Aim of the task:
Count every line of these entries that holds the word "yaml", and reply with the number only.

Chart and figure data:
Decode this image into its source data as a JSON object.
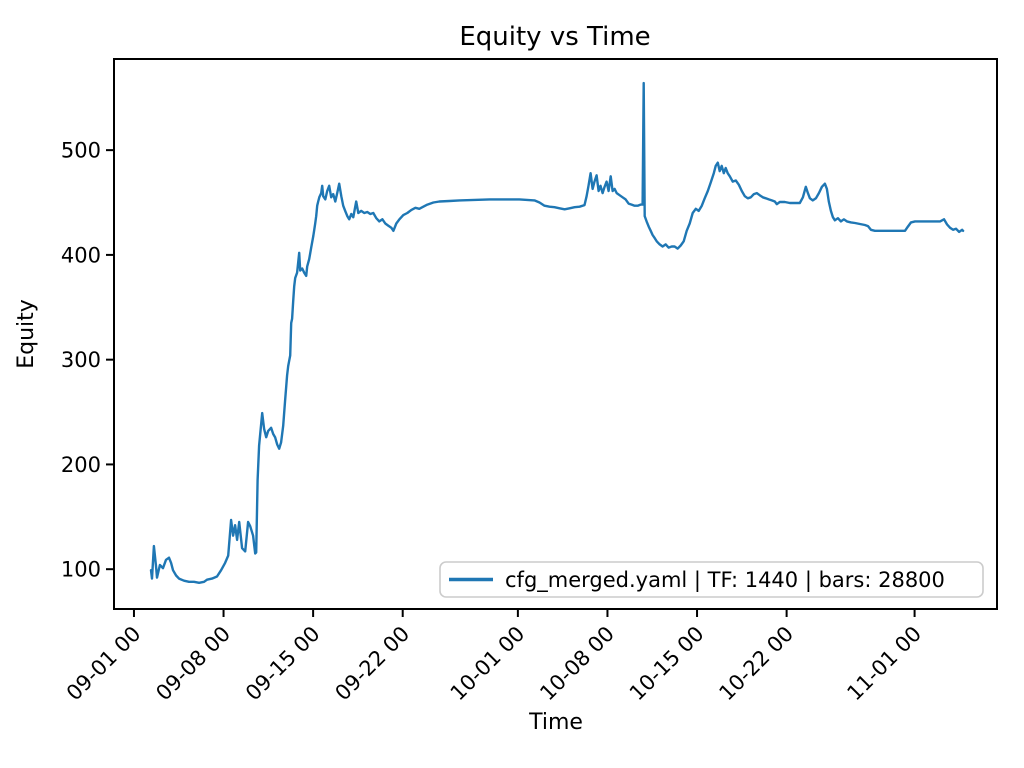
{
  "chart_data": {
    "type": "line",
    "title": "Equity vs Time",
    "xlabel": "Time",
    "ylabel": "Equity",
    "legend": {
      "position": "lower right",
      "entries": [
        "cfg_merged.yaml | TF: 1440 | bars: 28800"
      ]
    },
    "grid": false,
    "line_color": "#1f77b4",
    "axis_color": "#000000",
    "background_color": "#ffffff",
    "x_unit": "days since first x tick (09-01 00)",
    "xlim": [
      -1.56,
      67.44
    ],
    "ylim": [
      62,
      587
    ],
    "y_ticks": [
      100,
      200,
      300,
      400,
      500
    ],
    "x_ticks": [
      {
        "d": 0,
        "label": "09-01 00"
      },
      {
        "d": 7,
        "label": "09-08 00"
      },
      {
        "d": 14,
        "label": "09-15 00"
      },
      {
        "d": 21,
        "label": "09-22 00"
      },
      {
        "d": 30,
        "label": "10-01 00"
      },
      {
        "d": 37,
        "label": "10-08 00"
      },
      {
        "d": 44,
        "label": "10-15 00"
      },
      {
        "d": 51,
        "label": "10-22 00"
      },
      {
        "d": 61,
        "label": "11-01 00"
      }
    ],
    "series": [
      {
        "name": "cfg_merged.yaml | TF: 1440 | bars: 28800",
        "color": "#1f77b4",
        "points": [
          [
            1.33,
            99
          ],
          [
            1.41,
            91
          ],
          [
            1.56,
            122
          ],
          [
            1.72,
            103
          ],
          [
            1.8,
            92
          ],
          [
            2.03,
            104
          ],
          [
            2.27,
            101
          ],
          [
            2.5,
            109
          ],
          [
            2.74,
            111
          ],
          [
            2.9,
            106
          ],
          [
            3.05,
            99
          ],
          [
            3.29,
            94
          ],
          [
            3.52,
            91
          ],
          [
            3.91,
            89
          ],
          [
            4.3,
            88
          ],
          [
            4.69,
            88
          ],
          [
            5.09,
            87
          ],
          [
            5.48,
            88
          ],
          [
            5.71,
            90
          ],
          [
            6.1,
            91
          ],
          [
            6.49,
            93
          ],
          [
            6.81,
            99
          ],
          [
            7.12,
            106
          ],
          [
            7.36,
            113
          ],
          [
            7.59,
            147
          ],
          [
            7.75,
            132
          ],
          [
            7.9,
            142
          ],
          [
            8.06,
            128
          ],
          [
            8.22,
            145
          ],
          [
            8.45,
            120
          ],
          [
            8.69,
            117
          ],
          [
            8.92,
            145
          ],
          [
            9.08,
            141
          ],
          [
            9.31,
            132
          ],
          [
            9.47,
            115
          ],
          [
            9.55,
            116
          ],
          [
            9.66,
            185
          ],
          [
            9.78,
            218
          ],
          [
            10.02,
            249
          ],
          [
            10.17,
            234
          ],
          [
            10.33,
            226
          ],
          [
            10.49,
            232
          ],
          [
            10.72,
            235
          ],
          [
            10.88,
            229
          ],
          [
            11.03,
            226
          ],
          [
            11.19,
            219
          ],
          [
            11.35,
            215
          ],
          [
            11.5,
            221
          ],
          [
            11.66,
            237
          ],
          [
            11.81,
            261
          ],
          [
            11.97,
            285
          ],
          [
            12.05,
            294
          ],
          [
            12.13,
            299
          ],
          [
            12.21,
            304
          ],
          [
            12.29,
            335
          ],
          [
            12.36,
            339
          ],
          [
            12.44,
            356
          ],
          [
            12.52,
            370
          ],
          [
            12.6,
            378
          ],
          [
            12.75,
            383
          ],
          [
            12.91,
            402
          ],
          [
            12.99,
            385
          ],
          [
            13.15,
            387
          ],
          [
            13.3,
            383
          ],
          [
            13.46,
            380
          ],
          [
            13.54,
            389
          ],
          [
            13.69,
            396
          ],
          [
            13.85,
            407
          ],
          [
            14.01,
            418
          ],
          [
            14.08,
            423
          ],
          [
            14.16,
            430
          ],
          [
            14.24,
            437
          ],
          [
            14.32,
            447
          ],
          [
            14.4,
            451
          ],
          [
            14.48,
            455
          ],
          [
            14.63,
            459
          ],
          [
            14.71,
            466
          ],
          [
            14.79,
            456
          ],
          [
            14.95,
            453
          ],
          [
            15.1,
            461
          ],
          [
            15.26,
            466
          ],
          [
            15.41,
            455
          ],
          [
            15.57,
            458
          ],
          [
            15.73,
            451
          ],
          [
            15.88,
            459
          ],
          [
            16.04,
            468
          ],
          [
            16.2,
            456
          ],
          [
            16.35,
            447
          ],
          [
            16.51,
            442
          ],
          [
            16.67,
            437
          ],
          [
            16.82,
            434
          ],
          [
            16.98,
            439
          ],
          [
            17.14,
            436
          ],
          [
            17.37,
            451
          ],
          [
            17.53,
            440
          ],
          [
            17.76,
            442
          ],
          [
            18,
            440
          ],
          [
            18.23,
            441
          ],
          [
            18.47,
            439
          ],
          [
            18.7,
            440
          ],
          [
            18.94,
            435
          ],
          [
            19.17,
            432
          ],
          [
            19.41,
            434
          ],
          [
            19.64,
            430
          ],
          [
            19.87,
            428
          ],
          [
            20.11,
            426
          ],
          [
            20.27,
            423
          ],
          [
            20.5,
            430
          ],
          [
            20.74,
            434
          ],
          [
            21.05,
            438
          ],
          [
            21.36,
            440
          ],
          [
            21.68,
            443
          ],
          [
            21.99,
            445
          ],
          [
            22.3,
            444
          ],
          [
            22.61,
            446
          ],
          [
            22.93,
            448
          ],
          [
            23.4,
            450
          ],
          [
            23.87,
            451
          ],
          [
            24.65,
            451.5
          ],
          [
            25.43,
            452
          ],
          [
            26.6,
            452.5
          ],
          [
            27.78,
            453
          ],
          [
            28.95,
            453
          ],
          [
            30.13,
            453
          ],
          [
            31.3,
            452
          ],
          [
            31.69,
            450
          ],
          [
            32.08,
            447
          ],
          [
            32.47,
            446
          ],
          [
            32.86,
            445.5
          ],
          [
            33.26,
            444.5
          ],
          [
            33.65,
            443.5
          ],
          [
            34.04,
            444.5
          ],
          [
            34.43,
            445.5
          ],
          [
            34.82,
            446
          ],
          [
            35.21,
            447.5
          ],
          [
            35.37,
            456
          ],
          [
            35.52,
            466
          ],
          [
            35.68,
            478
          ],
          [
            35.84,
            463
          ],
          [
            35.99,
            470
          ],
          [
            36.15,
            476
          ],
          [
            36.31,
            461
          ],
          [
            36.46,
            466
          ],
          [
            36.62,
            459
          ],
          [
            36.78,
            465
          ],
          [
            36.93,
            470
          ],
          [
            37.09,
            461
          ],
          [
            37.25,
            475
          ],
          [
            37.4,
            461
          ],
          [
            37.56,
            463
          ],
          [
            37.72,
            459
          ],
          [
            37.95,
            457
          ],
          [
            38.18,
            455
          ],
          [
            38.42,
            453
          ],
          [
            38.65,
            449
          ],
          [
            38.89,
            448
          ],
          [
            39.12,
            447
          ],
          [
            39.36,
            447
          ],
          [
            39.59,
            448
          ],
          [
            39.75,
            448
          ],
          [
            39.83,
            564
          ],
          [
            39.91,
            437
          ],
          [
            40.06,
            432
          ],
          [
            40.22,
            427
          ],
          [
            40.38,
            423
          ],
          [
            40.53,
            419
          ],
          [
            40.69,
            416
          ],
          [
            40.85,
            413
          ],
          [
            41.08,
            410
          ],
          [
            41.31,
            408
          ],
          [
            41.55,
            410
          ],
          [
            41.78,
            407
          ],
          [
            42.02,
            408
          ],
          [
            42.25,
            408
          ],
          [
            42.49,
            406
          ],
          [
            42.72,
            409
          ],
          [
            42.96,
            413
          ],
          [
            43.19,
            423
          ],
          [
            43.43,
            430
          ],
          [
            43.66,
            440
          ],
          [
            43.9,
            444
          ],
          [
            44.13,
            442
          ],
          [
            44.37,
            447
          ],
          [
            44.6,
            454
          ],
          [
            44.84,
            461
          ],
          [
            45.07,
            469
          ],
          [
            45.31,
            478
          ],
          [
            45.46,
            485
          ],
          [
            45.62,
            488
          ],
          [
            45.77,
            480
          ],
          [
            45.93,
            485
          ],
          [
            46.09,
            478
          ],
          [
            46.24,
            483
          ],
          [
            46.4,
            478
          ],
          [
            46.56,
            475
          ],
          [
            46.79,
            470
          ],
          [
            47.03,
            471
          ],
          [
            47.26,
            467
          ],
          [
            47.5,
            461
          ],
          [
            47.73,
            456
          ],
          [
            47.97,
            454
          ],
          [
            48.2,
            455
          ],
          [
            48.44,
            458
          ],
          [
            48.67,
            459
          ],
          [
            48.9,
            457
          ],
          [
            49.14,
            455
          ],
          [
            49.37,
            454
          ],
          [
            49.61,
            453
          ],
          [
            49.84,
            452
          ],
          [
            50.08,
            451
          ],
          [
            50.23,
            448.5
          ],
          [
            50.47,
            450.5
          ],
          [
            50.86,
            450.5
          ],
          [
            51.25,
            449.5
          ],
          [
            51.64,
            449.5
          ],
          [
            52.03,
            449.5
          ],
          [
            52.27,
            455
          ],
          [
            52.5,
            465
          ],
          [
            52.66,
            459
          ],
          [
            52.82,
            454
          ],
          [
            53.05,
            452
          ],
          [
            53.29,
            454
          ],
          [
            53.52,
            459
          ],
          [
            53.76,
            465
          ],
          [
            53.99,
            468
          ],
          [
            54.15,
            463
          ],
          [
            54.3,
            451
          ],
          [
            54.46,
            442
          ],
          [
            54.62,
            436
          ],
          [
            54.77,
            433
          ],
          [
            55.01,
            435
          ],
          [
            55.24,
            432
          ],
          [
            55.48,
            434
          ],
          [
            55.71,
            432
          ],
          [
            56.03,
            431
          ],
          [
            56.34,
            430.5
          ],
          [
            56.73,
            429.5
          ],
          [
            57.12,
            428.5
          ],
          [
            57.36,
            427.5
          ],
          [
            57.59,
            424
          ],
          [
            57.9,
            423
          ],
          [
            58.29,
            423
          ],
          [
            58.69,
            423
          ],
          [
            59.08,
            423
          ],
          [
            59.47,
            423
          ],
          [
            59.86,
            423
          ],
          [
            60.25,
            423
          ],
          [
            60.48,
            427
          ],
          [
            60.72,
            431
          ],
          [
            61.03,
            432
          ],
          [
            61.42,
            432
          ],
          [
            61.82,
            432
          ],
          [
            62.21,
            432
          ],
          [
            62.6,
            432
          ],
          [
            62.99,
            432
          ],
          [
            63.3,
            434
          ],
          [
            63.54,
            429
          ],
          [
            63.77,
            426
          ],
          [
            64.01,
            424
          ],
          [
            64.24,
            425
          ],
          [
            64.48,
            422
          ],
          [
            64.71,
            424
          ],
          [
            64.79,
            423
          ]
        ]
      }
    ]
  }
}
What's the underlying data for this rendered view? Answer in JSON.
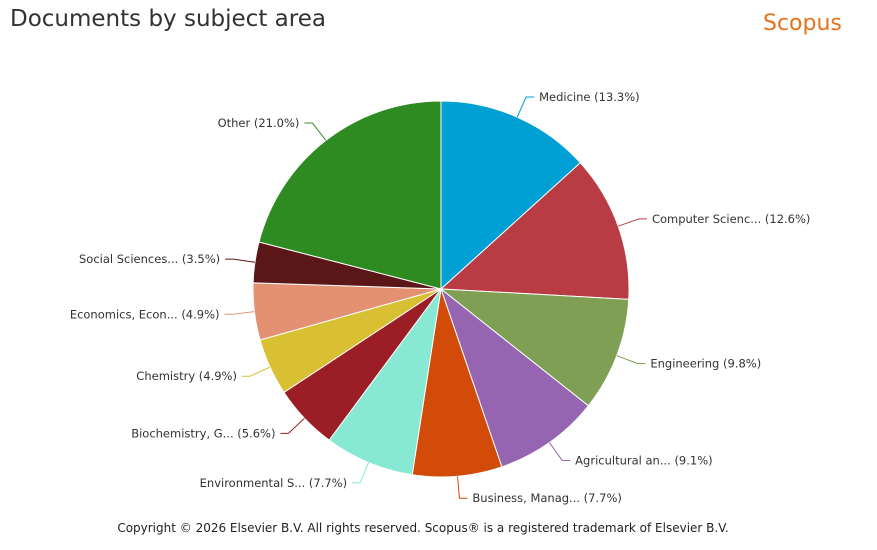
{
  "header": {
    "title": "Documents by subject area",
    "brand": "Scopus"
  },
  "brand_color": "#e9711c",
  "footer": {
    "copyright": "Copyright © 2026 Elsevier B.V. All rights reserved. Scopus® is a registered trademark of Elsevier B.V."
  },
  "chart_data": {
    "type": "pie",
    "title": "Documents by subject area",
    "slices": [
      {
        "label": "Medicine (13.3%)",
        "value": 13.3,
        "color": "#009fd4"
      },
      {
        "label": "Computer Scienc... (12.6%)",
        "value": 12.6,
        "color": "#b93b43"
      },
      {
        "label": "Engineering (9.8%)",
        "value": 9.8,
        "color": "#7e9f54"
      },
      {
        "label": "Agricultural an... (9.1%)",
        "value": 9.1,
        "color": "#9565b2"
      },
      {
        "label": "Business, Manag... (7.7%)",
        "value": 7.7,
        "color": "#d24b08"
      },
      {
        "label": "Environmental S... (7.7%)",
        "value": 7.7,
        "color": "#87e8d4"
      },
      {
        "label": "Biochemistry, G... (5.6%)",
        "value": 5.6,
        "color": "#9b1e26"
      },
      {
        "label": "Chemistry (4.9%)",
        "value": 4.9,
        "color": "#d9bf32"
      },
      {
        "label": "Economics, Econ... (4.9%)",
        "value": 4.9,
        "color": "#e49072"
      },
      {
        "label": "Social Sciences... (3.5%)",
        "value": 3.5,
        "color": "#5b1618"
      },
      {
        "label": "Other (21.0%)",
        "value": 21.0,
        "color": "#2e8b22"
      }
    ]
  }
}
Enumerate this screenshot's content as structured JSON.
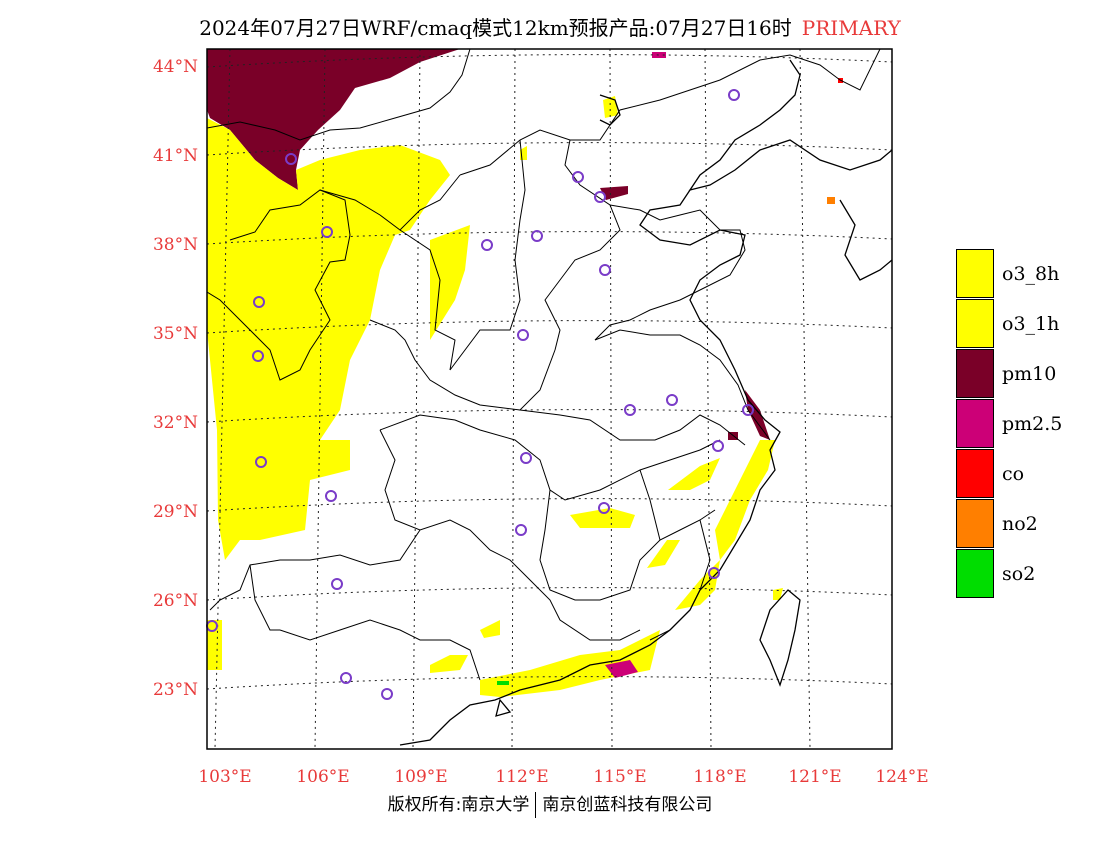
{
  "title": {
    "main": "2024年07月27日WRF/cmaq模式12km预报产品:07月27日16时",
    "tag": "PRIMARY"
  },
  "axes": {
    "lat_labels": [
      "44°N",
      "41°N",
      "38°N",
      "35°N",
      "32°N",
      "29°N",
      "26°N",
      "23°N"
    ],
    "lon_labels": [
      "103°E",
      "106°E",
      "109°E",
      "112°E",
      "115°E",
      "118°E",
      "121°E",
      "124°E"
    ]
  },
  "legend": [
    {
      "label": "o3_8h",
      "color": "#ffff00"
    },
    {
      "label": "o3_1h",
      "color": "#ffff00"
    },
    {
      "label": "pm10",
      "color": "#7a0028"
    },
    {
      "label": "pm2.5",
      "color": "#cc0077"
    },
    {
      "label": "co",
      "color": "#ff0000"
    },
    {
      "label": "no2",
      "color": "#ff7f00"
    },
    {
      "label": "so2",
      "color": "#00dd00"
    }
  ],
  "footer": {
    "left": "版权所有:南京大学",
    "right": "南京创蓝科技有限公司"
  }
}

Problem solution:
2